WHAT TO WORK ON
From the entries below, copy every line where the string "dotchinanda" appears.

↓↓↓

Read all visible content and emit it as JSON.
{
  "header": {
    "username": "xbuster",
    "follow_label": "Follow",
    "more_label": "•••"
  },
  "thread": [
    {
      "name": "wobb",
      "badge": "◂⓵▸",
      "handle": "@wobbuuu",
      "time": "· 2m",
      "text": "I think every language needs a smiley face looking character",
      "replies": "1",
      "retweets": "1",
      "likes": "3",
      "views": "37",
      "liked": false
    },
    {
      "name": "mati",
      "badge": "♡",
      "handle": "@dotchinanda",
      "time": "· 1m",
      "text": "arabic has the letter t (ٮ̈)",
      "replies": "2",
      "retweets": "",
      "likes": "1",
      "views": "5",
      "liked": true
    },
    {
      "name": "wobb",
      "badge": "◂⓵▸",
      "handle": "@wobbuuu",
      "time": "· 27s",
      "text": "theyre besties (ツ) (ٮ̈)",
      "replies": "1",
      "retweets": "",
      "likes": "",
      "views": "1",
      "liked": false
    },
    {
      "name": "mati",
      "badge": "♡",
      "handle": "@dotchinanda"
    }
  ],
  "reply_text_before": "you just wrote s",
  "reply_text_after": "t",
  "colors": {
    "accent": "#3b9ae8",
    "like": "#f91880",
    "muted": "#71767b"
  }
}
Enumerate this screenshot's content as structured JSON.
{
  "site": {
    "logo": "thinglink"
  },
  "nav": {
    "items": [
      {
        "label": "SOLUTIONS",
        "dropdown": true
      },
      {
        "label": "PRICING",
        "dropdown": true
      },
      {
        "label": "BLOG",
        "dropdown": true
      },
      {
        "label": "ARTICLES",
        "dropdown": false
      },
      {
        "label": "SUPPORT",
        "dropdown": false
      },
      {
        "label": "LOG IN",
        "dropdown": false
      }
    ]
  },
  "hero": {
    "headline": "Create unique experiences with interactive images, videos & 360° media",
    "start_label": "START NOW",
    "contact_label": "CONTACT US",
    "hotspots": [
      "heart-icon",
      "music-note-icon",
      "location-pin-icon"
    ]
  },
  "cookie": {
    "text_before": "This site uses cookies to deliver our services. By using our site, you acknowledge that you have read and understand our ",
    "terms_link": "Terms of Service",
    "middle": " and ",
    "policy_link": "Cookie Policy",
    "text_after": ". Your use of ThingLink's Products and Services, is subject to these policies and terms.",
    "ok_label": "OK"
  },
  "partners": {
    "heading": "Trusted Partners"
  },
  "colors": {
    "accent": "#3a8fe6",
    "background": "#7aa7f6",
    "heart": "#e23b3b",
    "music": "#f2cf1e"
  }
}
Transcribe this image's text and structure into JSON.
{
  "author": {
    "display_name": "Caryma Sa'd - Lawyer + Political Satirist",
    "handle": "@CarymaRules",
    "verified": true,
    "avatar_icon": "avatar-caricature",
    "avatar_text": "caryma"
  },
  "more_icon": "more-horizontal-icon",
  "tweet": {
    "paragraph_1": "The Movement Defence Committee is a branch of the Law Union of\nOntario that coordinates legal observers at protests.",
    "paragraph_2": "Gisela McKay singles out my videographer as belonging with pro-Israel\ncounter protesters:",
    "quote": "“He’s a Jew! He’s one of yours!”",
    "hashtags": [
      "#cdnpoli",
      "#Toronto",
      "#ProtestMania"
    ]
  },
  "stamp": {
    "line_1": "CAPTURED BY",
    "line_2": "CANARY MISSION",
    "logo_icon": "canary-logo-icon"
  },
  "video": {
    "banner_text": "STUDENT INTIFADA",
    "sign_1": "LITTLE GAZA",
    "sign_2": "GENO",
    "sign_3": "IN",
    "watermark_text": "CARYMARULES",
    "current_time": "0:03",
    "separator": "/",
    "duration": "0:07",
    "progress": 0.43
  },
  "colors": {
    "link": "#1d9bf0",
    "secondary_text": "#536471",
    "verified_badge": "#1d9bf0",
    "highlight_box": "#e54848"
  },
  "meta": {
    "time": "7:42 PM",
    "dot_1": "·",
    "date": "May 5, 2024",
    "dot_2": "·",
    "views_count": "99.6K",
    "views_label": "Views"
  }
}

↑↑↑

REPLY
      "handle": "@dotchinanda",
      "handle": "@dotchinanda"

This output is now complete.